[Stored data]
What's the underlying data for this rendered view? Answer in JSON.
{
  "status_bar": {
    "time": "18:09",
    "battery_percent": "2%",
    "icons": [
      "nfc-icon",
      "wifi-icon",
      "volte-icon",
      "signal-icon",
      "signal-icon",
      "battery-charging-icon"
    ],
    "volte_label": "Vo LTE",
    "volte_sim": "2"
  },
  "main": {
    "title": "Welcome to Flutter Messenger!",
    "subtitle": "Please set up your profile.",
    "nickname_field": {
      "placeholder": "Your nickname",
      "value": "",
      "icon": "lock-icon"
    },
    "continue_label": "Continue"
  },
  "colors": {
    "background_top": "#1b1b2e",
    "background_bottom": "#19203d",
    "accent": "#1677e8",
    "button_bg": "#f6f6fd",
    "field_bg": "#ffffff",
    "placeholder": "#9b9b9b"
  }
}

EXERCISE DIRECTIONS –
In the records above, find each line holding "placeholder" and copy it.

EXPECTED ANSWER –
      "placeholder": "Your nickname",
    "placeholder": "#9b9b9b"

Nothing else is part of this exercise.